DATA FOR THIS TASK -

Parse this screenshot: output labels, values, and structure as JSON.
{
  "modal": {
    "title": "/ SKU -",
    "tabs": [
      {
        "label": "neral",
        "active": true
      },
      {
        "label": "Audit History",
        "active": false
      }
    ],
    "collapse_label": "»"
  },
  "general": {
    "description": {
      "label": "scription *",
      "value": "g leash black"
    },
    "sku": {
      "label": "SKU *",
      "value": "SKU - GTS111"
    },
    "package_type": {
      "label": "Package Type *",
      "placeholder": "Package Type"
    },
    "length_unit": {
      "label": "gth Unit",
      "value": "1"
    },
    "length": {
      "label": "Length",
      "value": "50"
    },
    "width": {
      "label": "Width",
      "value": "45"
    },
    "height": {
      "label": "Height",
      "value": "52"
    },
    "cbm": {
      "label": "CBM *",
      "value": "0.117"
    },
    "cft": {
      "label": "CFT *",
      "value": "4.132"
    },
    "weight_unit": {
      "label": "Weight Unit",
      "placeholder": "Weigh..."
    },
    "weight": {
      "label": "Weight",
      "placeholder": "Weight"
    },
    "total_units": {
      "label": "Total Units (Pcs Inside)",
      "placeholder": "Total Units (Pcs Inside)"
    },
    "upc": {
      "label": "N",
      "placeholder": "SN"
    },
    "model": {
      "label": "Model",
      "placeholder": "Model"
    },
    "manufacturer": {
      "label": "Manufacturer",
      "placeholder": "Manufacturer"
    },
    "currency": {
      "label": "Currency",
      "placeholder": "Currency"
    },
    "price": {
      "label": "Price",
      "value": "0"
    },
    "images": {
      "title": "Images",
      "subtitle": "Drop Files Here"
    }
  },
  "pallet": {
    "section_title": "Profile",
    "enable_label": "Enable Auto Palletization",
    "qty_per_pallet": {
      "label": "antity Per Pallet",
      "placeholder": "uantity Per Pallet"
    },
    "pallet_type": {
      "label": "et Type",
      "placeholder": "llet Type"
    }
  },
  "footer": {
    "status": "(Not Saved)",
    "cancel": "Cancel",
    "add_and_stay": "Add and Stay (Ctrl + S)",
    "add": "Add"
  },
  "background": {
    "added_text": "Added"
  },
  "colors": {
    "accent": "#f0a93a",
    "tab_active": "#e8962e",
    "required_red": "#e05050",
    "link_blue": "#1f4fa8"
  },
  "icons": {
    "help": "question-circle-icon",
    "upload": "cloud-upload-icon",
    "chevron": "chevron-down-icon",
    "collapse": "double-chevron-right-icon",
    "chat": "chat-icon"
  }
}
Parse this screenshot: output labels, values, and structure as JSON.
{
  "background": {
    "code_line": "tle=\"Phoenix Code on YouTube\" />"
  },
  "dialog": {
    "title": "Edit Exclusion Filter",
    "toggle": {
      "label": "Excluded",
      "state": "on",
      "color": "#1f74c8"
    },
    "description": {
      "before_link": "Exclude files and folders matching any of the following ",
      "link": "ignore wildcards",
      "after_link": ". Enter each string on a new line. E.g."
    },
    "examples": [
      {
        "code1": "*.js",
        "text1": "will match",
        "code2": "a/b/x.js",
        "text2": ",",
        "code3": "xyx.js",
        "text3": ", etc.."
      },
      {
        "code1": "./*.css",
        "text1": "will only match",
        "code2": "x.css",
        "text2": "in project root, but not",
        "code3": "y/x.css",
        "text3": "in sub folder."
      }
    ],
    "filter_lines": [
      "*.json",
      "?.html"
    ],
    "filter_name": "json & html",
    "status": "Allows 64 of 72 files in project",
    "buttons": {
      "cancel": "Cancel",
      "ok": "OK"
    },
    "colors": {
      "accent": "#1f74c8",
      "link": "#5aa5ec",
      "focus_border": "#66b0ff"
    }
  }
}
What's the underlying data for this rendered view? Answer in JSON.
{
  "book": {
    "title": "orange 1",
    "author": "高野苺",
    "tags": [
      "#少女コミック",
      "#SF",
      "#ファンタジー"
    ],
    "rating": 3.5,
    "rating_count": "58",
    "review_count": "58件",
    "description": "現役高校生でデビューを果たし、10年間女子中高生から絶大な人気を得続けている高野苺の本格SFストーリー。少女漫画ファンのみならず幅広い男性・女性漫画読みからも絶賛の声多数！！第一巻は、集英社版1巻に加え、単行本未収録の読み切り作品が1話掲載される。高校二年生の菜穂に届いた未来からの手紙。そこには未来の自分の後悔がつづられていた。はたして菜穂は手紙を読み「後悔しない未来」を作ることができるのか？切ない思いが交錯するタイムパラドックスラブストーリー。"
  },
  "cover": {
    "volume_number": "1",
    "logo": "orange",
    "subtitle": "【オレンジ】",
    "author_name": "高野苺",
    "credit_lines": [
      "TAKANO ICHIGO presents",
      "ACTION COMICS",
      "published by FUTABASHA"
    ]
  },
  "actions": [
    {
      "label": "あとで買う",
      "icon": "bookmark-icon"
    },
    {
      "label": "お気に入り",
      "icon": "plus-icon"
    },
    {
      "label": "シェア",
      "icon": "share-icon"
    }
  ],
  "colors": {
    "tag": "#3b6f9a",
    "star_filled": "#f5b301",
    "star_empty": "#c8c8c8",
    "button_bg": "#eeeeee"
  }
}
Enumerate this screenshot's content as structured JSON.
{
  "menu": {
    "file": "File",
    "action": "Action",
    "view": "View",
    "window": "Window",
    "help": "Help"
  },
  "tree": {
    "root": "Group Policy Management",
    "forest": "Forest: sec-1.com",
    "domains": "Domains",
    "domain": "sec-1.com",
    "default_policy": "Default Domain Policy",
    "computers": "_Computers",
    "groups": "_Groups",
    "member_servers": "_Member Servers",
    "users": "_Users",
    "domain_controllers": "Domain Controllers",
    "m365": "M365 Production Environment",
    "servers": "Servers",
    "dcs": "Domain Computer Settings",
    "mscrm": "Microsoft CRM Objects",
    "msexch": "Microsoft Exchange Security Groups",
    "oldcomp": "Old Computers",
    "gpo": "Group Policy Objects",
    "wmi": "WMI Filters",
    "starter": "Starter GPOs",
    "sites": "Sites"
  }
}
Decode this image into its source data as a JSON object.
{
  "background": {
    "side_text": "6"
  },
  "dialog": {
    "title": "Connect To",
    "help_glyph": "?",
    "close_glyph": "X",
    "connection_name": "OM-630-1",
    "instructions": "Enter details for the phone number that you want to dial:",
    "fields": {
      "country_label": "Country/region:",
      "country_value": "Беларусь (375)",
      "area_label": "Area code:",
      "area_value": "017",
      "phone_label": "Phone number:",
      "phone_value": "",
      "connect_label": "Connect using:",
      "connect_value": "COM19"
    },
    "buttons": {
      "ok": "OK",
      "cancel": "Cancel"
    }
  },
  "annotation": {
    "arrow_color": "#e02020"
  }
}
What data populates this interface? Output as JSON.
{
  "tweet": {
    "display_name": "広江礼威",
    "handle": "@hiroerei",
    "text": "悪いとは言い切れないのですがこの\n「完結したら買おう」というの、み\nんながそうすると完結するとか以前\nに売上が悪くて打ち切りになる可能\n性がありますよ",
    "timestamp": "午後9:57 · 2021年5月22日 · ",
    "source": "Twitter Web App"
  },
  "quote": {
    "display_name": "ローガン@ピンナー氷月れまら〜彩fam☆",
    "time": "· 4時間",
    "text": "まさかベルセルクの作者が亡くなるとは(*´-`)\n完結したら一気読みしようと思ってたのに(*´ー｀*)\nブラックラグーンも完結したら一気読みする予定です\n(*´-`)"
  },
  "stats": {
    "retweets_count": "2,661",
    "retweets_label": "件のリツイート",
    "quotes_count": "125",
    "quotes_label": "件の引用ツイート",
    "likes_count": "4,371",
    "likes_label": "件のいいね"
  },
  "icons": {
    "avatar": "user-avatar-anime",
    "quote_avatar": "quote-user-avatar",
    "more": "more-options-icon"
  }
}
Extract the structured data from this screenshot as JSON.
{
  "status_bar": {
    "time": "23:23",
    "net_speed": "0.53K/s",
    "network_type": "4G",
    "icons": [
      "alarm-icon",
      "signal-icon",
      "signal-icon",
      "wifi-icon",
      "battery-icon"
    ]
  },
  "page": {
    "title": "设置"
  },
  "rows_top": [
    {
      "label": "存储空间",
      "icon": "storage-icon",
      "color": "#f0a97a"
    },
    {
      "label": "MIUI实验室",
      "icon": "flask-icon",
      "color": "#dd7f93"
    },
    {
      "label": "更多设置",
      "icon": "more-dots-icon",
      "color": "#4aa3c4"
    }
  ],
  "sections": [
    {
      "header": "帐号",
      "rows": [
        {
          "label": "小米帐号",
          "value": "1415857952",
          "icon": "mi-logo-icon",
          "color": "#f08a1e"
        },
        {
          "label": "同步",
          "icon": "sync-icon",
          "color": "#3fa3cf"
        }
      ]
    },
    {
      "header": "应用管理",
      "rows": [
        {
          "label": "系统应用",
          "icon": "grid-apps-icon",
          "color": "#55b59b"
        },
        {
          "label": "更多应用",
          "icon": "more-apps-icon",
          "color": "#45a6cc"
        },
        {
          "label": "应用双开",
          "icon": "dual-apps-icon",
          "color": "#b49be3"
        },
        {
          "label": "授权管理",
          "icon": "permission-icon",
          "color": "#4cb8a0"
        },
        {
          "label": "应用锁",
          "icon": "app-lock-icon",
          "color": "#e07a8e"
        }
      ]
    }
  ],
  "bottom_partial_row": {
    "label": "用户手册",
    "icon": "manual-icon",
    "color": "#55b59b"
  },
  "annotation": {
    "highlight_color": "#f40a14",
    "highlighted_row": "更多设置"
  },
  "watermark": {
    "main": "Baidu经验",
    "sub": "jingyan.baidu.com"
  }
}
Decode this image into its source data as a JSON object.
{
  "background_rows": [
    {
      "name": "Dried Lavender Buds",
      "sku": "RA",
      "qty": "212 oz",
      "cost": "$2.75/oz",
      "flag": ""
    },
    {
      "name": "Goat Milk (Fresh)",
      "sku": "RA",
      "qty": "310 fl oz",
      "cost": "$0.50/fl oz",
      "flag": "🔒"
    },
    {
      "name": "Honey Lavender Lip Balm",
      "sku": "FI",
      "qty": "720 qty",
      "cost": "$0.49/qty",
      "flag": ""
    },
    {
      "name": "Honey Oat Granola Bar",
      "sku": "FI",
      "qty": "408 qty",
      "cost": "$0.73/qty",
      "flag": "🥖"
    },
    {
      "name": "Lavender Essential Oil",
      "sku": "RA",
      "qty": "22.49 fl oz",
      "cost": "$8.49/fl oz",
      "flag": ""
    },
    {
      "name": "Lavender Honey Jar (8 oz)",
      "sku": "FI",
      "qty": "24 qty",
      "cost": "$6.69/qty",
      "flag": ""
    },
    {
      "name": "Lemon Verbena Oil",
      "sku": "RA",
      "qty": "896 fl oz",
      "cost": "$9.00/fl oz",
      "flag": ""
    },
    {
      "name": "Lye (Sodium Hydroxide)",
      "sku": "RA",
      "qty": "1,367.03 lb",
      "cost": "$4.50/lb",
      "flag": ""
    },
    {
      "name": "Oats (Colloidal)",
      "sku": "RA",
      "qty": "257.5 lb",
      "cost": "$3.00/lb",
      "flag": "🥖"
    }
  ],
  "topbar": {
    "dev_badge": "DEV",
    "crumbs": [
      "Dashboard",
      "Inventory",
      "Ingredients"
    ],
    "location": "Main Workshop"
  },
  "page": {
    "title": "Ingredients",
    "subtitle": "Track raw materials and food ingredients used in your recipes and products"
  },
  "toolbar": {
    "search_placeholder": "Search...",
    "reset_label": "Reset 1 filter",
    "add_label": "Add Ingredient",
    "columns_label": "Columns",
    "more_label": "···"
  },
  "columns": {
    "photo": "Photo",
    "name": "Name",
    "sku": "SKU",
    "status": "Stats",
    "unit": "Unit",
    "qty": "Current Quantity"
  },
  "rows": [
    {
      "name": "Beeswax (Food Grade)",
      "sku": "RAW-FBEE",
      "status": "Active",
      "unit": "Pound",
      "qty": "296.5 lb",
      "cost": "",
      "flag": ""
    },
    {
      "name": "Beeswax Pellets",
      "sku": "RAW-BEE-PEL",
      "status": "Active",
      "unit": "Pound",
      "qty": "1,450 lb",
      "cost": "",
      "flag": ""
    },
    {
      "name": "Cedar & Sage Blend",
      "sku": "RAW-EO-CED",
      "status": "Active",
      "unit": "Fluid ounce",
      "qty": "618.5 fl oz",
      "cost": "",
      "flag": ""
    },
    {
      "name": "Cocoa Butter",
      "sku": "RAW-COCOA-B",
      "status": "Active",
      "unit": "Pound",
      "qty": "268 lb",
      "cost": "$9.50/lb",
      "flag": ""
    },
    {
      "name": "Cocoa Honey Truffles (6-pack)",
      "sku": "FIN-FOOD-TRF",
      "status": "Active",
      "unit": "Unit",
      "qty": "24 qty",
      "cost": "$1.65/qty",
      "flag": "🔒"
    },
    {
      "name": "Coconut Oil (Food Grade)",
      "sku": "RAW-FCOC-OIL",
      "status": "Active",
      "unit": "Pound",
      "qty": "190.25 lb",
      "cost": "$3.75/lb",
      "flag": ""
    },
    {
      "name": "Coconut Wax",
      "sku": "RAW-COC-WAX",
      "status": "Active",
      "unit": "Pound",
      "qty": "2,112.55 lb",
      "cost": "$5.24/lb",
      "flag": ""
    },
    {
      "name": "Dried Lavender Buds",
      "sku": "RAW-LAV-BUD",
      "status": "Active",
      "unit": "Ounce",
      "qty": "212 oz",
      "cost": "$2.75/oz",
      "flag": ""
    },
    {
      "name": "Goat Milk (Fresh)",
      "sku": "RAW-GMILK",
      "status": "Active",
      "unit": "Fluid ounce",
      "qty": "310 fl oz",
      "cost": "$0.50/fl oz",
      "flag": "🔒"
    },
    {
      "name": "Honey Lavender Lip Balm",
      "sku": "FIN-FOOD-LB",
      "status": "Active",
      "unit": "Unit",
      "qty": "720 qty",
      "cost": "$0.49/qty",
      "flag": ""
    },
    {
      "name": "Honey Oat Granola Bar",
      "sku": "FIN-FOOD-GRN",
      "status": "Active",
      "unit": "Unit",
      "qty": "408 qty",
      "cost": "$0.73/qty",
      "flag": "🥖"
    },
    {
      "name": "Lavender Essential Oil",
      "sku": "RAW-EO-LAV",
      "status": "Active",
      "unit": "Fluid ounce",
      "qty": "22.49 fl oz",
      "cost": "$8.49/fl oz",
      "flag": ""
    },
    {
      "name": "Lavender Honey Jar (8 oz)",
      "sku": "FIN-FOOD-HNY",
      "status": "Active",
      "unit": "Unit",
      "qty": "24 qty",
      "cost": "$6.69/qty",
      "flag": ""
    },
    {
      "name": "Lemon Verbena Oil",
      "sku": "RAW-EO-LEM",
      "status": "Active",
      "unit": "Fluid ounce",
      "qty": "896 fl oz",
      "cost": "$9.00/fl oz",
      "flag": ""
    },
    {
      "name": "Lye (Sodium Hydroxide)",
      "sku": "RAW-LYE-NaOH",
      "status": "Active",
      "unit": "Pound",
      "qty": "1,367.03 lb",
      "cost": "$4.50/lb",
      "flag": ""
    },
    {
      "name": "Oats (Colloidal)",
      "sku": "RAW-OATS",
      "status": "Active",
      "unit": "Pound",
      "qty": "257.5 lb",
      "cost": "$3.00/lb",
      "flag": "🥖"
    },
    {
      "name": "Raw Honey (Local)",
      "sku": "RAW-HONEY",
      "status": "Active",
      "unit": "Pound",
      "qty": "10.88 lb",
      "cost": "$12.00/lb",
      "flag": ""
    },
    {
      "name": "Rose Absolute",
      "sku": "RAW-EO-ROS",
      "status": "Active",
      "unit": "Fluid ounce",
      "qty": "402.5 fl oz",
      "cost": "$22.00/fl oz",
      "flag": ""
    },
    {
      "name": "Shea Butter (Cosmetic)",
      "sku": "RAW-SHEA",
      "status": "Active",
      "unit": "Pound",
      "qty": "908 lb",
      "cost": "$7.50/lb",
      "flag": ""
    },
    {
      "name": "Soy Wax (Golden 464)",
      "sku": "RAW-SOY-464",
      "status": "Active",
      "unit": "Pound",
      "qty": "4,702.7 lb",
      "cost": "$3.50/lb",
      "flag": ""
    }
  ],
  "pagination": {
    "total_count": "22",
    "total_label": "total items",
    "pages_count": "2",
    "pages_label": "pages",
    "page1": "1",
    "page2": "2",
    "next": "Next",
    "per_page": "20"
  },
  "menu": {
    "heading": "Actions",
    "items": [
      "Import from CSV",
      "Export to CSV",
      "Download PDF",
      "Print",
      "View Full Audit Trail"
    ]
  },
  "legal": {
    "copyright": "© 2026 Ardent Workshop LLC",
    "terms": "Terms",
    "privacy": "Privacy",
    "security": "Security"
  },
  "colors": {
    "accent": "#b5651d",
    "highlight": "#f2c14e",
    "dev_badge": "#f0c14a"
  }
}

STATED EXERCISE -
Go through the lines above. Select every one that has the string "Policy".

EXERCISE RESULT -
    "root": "Group Policy Management",
    "default_policy": "Default Domain Policy",
    "gpo": "Group Policy Objects",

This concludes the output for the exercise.